▶ Exercise requirements:
For the entries below, how many lines include the word "variant"? Give the figure and nothing more.

>> Begin Data section

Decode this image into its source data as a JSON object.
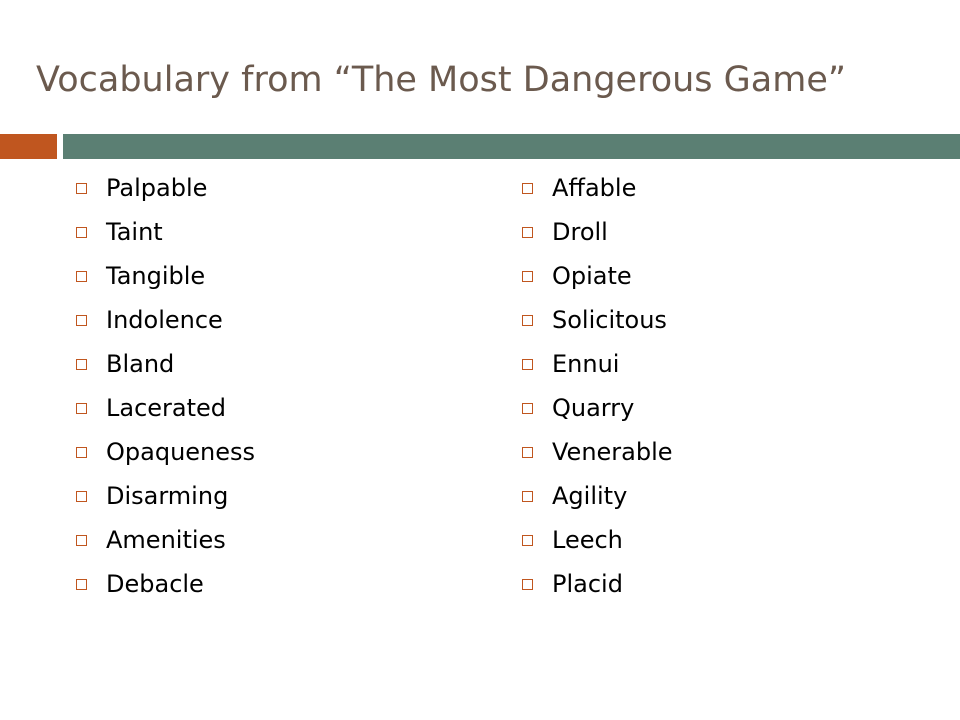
{
  "slide": {
    "title": "Vocabulary from “The Most Dangerous Game”"
  },
  "colors": {
    "title": "#6b5a4e",
    "accent_orange": "#c0561f",
    "accent_green": "#5b7f73",
    "text": "#000000"
  },
  "bullet_icon": "square-outline-icon",
  "left_words": [
    "Palpable",
    "Taint",
    "Tangible",
    "Indolence",
    "Bland",
    "Lacerated",
    "Opaqueness",
    "Disarming",
    "Amenities",
    "Debacle"
  ],
  "right_words": [
    "Affable",
    "Droll",
    "Opiate",
    "Solicitous",
    "Ennui",
    "Quarry",
    "Venerable",
    "Agility",
    "Leech",
    "Placid"
  ]
}
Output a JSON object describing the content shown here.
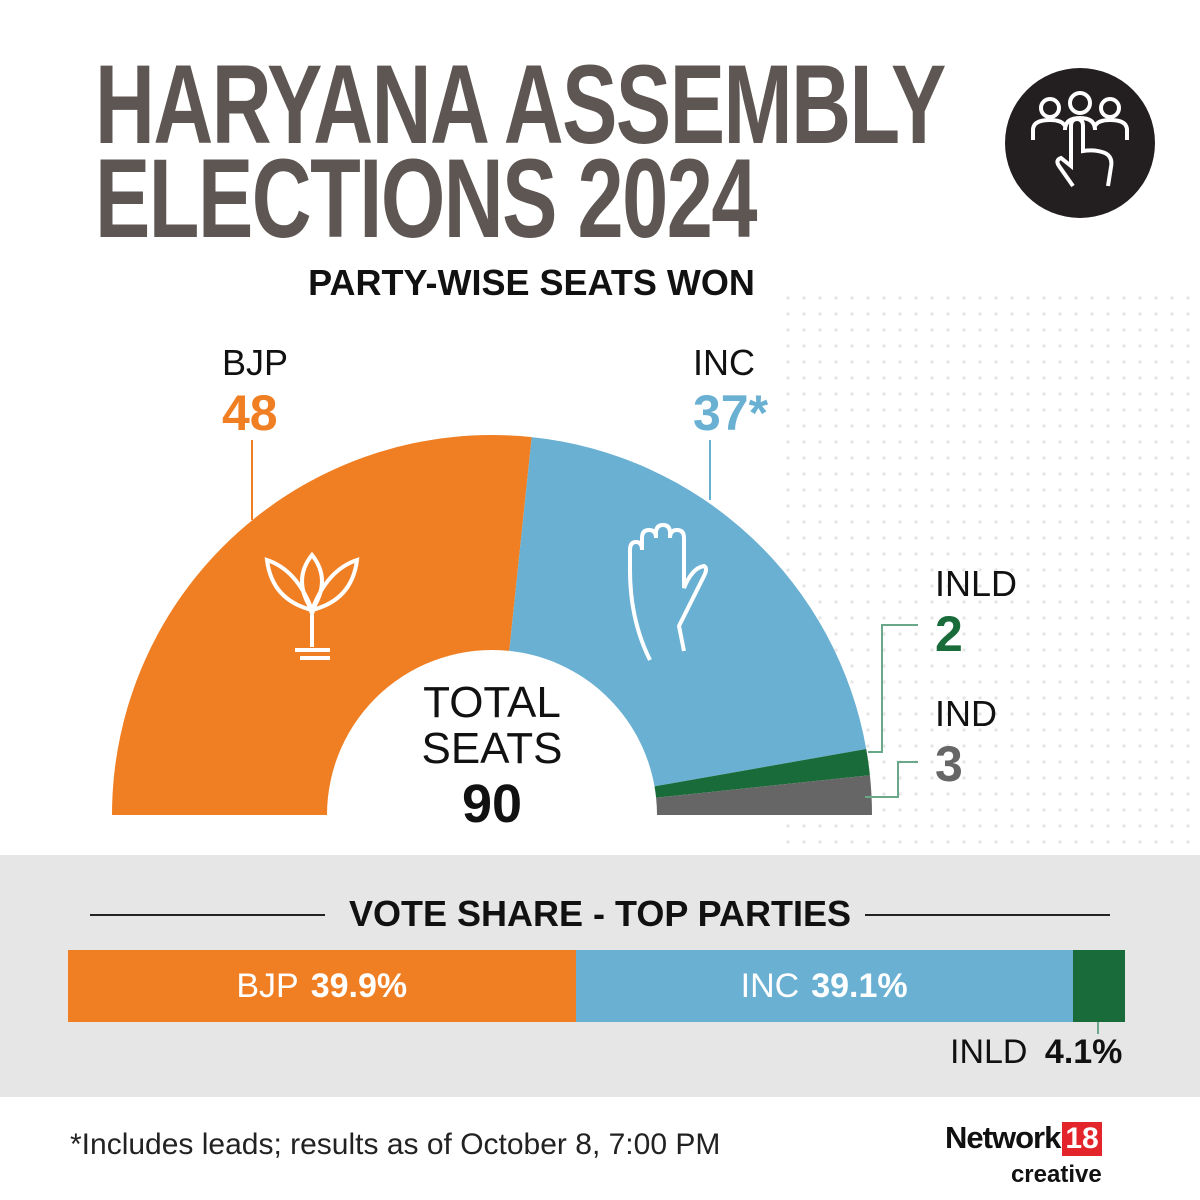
{
  "header": {
    "title_line1": "HARYANA ASSEMBLY",
    "title_line2": "ELECTIONS 2024",
    "subtitle": "PARTY-WISE SEATS WON",
    "icon": "voting-hand-people-icon"
  },
  "chart_data": [
    {
      "type": "pie",
      "variant": "semi-donut",
      "title": "PARTY-WISE SEATS WON",
      "center_label": "TOTAL SEATS",
      "total": 90,
      "slices": [
        {
          "label": "BJP",
          "value": 48,
          "display": "48",
          "color": "#f07e22"
        },
        {
          "label": "INC",
          "value": 37,
          "display": "37*",
          "color": "#6ab0d2"
        },
        {
          "label": "INLD",
          "value": 2,
          "display": "2",
          "color": "#1a6b3a"
        },
        {
          "label": "IND",
          "value": 3,
          "display": "3",
          "color": "#666666"
        }
      ]
    },
    {
      "type": "bar",
      "variant": "stacked-horizontal",
      "title": "VOTE SHARE - TOP PARTIES",
      "unit": "%",
      "series": [
        {
          "name": "BJP",
          "value": 39.9,
          "display": "39.9%",
          "color": "#f07e22"
        },
        {
          "name": "INC",
          "value": 39.1,
          "display": "39.1%",
          "color": "#6ab0d2"
        },
        {
          "name": "INLD",
          "value": 4.1,
          "display": "4.1%",
          "color": "#1a6b3a"
        }
      ]
    }
  ],
  "center": {
    "line1": "TOTAL",
    "line2": "SEATS",
    "total": "90"
  },
  "footnote": "*Includes leads; results as of October 8, 7:00 PM",
  "logo": {
    "name": "Network",
    "number": "18",
    "tagline": "creative"
  }
}
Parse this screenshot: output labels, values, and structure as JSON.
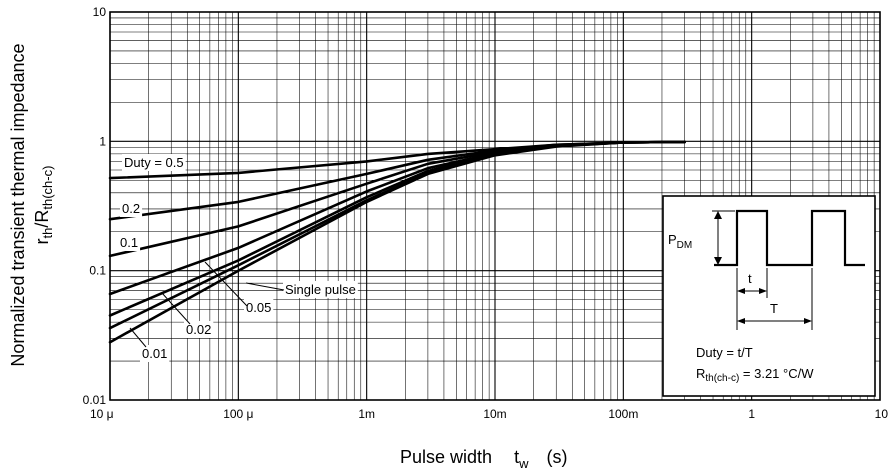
{
  "chart_data": {
    "type": "line",
    "x_scale": "log",
    "y_scale": "log",
    "xlim": [
      1e-05,
      10
    ],
    "ylim": [
      0.01,
      10
    ],
    "grid": true,
    "xlabel": {
      "main": "Pulse width",
      "symbol": "t",
      "sub": "w",
      "unit": "(s)"
    },
    "ylabel": {
      "line1": "Normalized transient thermal impedance",
      "r": "r",
      "r_sub": "th",
      "slash": "/R",
      "R_sub": "th(ch-c)"
    },
    "x_ticks": [
      {
        "value": 1e-05,
        "label": "10 μ"
      },
      {
        "value": 0.0001,
        "label": "100 μ"
      },
      {
        "value": 0.001,
        "label": "1m"
      },
      {
        "value": 0.01,
        "label": "10m"
      },
      {
        "value": 0.1,
        "label": "100m"
      },
      {
        "value": 1,
        "label": "1"
      },
      {
        "value": 10,
        "label": "10"
      }
    ],
    "y_ticks": [
      {
        "value": 0.01,
        "label": "0.01"
      },
      {
        "value": 0.1,
        "label": "0.1"
      },
      {
        "value": 1,
        "label": "1"
      },
      {
        "value": 10,
        "label": "10"
      }
    ],
    "series": [
      {
        "name": "Duty = 0.5",
        "x": [
          1e-05,
          0.0001,
          0.001,
          0.003,
          0.01,
          0.03,
          0.1,
          0.3
        ],
        "y": [
          0.52,
          0.57,
          0.7,
          0.8,
          0.87,
          0.94,
          0.98,
          0.99
        ]
      },
      {
        "name": "0.2",
        "x": [
          1e-05,
          0.0001,
          0.001,
          0.003,
          0.01,
          0.03,
          0.1,
          0.3
        ],
        "y": [
          0.25,
          0.34,
          0.56,
          0.72,
          0.85,
          0.94,
          0.98,
          0.99
        ]
      },
      {
        "name": "0.1",
        "x": [
          1e-05,
          0.0001,
          0.001,
          0.003,
          0.01,
          0.03,
          0.1,
          0.3
        ],
        "y": [
          0.13,
          0.22,
          0.47,
          0.67,
          0.83,
          0.93,
          0.98,
          0.99
        ]
      },
      {
        "name": "0.05",
        "x": [
          1e-05,
          0.0001,
          0.001,
          0.003,
          0.01,
          0.03,
          0.1,
          0.3
        ],
        "y": [
          0.066,
          0.15,
          0.41,
          0.62,
          0.81,
          0.93,
          0.98,
          0.99
        ]
      },
      {
        "name": "0.02",
        "x": [
          1e-05,
          0.0001,
          0.001,
          0.003,
          0.01,
          0.03,
          0.1,
          0.3
        ],
        "y": [
          0.045,
          0.12,
          0.37,
          0.59,
          0.8,
          0.92,
          0.98,
          0.99
        ]
      },
      {
        "name": "0.01",
        "x": [
          1e-05,
          0.0001,
          0.001,
          0.003,
          0.01,
          0.03,
          0.1,
          0.3
        ],
        "y": [
          0.036,
          0.11,
          0.35,
          0.57,
          0.79,
          0.92,
          0.98,
          0.99
        ]
      },
      {
        "name": "Single pulse",
        "x": [
          1e-05,
          0.0001,
          0.001,
          0.003,
          0.01,
          0.03,
          0.1,
          0.3
        ],
        "y": [
          0.028,
          0.1,
          0.34,
          0.56,
          0.78,
          0.91,
          0.98,
          0.99
        ]
      }
    ],
    "inset": {
      "pdm_label": "P",
      "pdm_sub": "DM",
      "t_label": "t",
      "T_label": "T",
      "duty_text": "Duty = t/T",
      "rth_label": "R",
      "rth_sub": "th(ch-c)",
      "rth_value": " = 3.21 °C/W"
    }
  }
}
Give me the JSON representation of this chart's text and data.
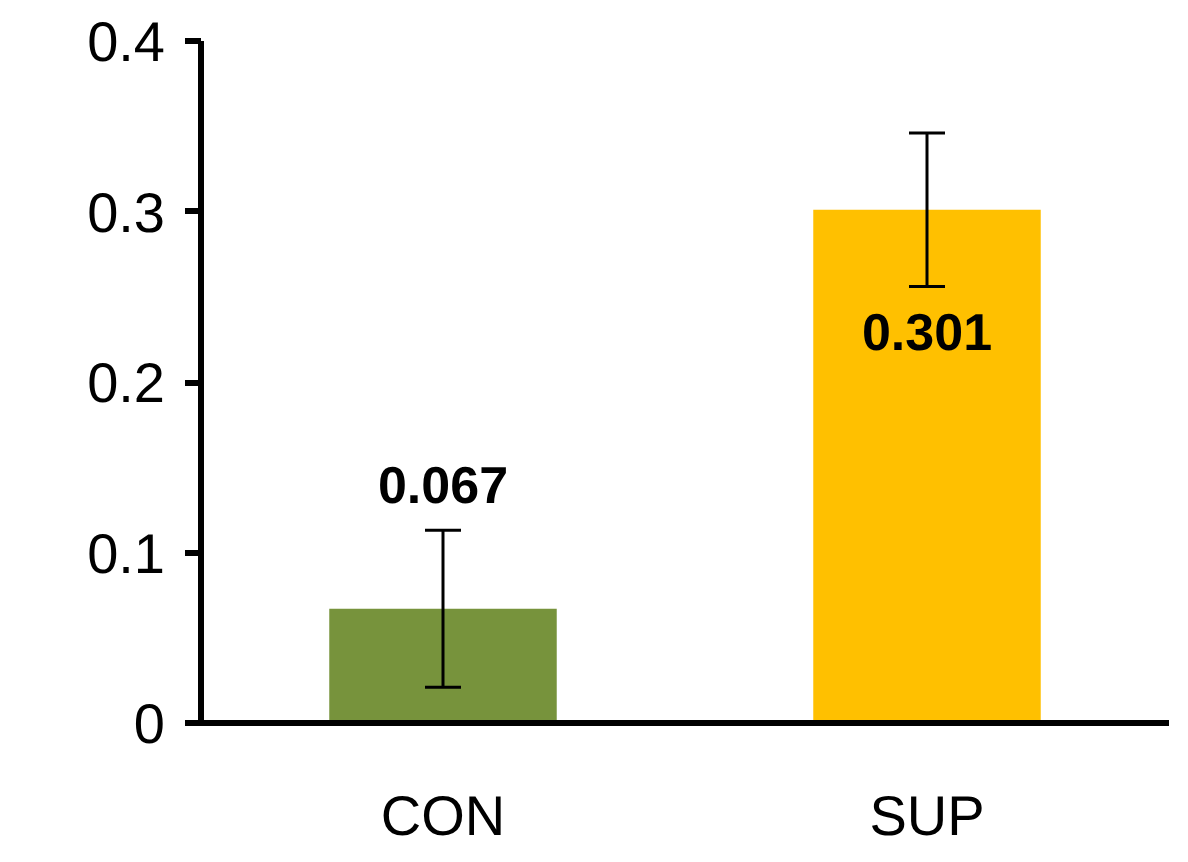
{
  "chart_data": {
    "type": "bar",
    "categories": [
      "CON",
      "SUP"
    ],
    "values": [
      0.067,
      0.301
    ],
    "colors": [
      "#77933c",
      "#ffc000"
    ],
    "errors": [
      0.046,
      0.045
    ],
    "ylim": [
      0,
      0.4
    ],
    "yticks": [
      0,
      0.1,
      0.2,
      0.3,
      0.4
    ],
    "grid": false,
    "data_labels": true
  }
}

>> End Data section

▶ Reply:
2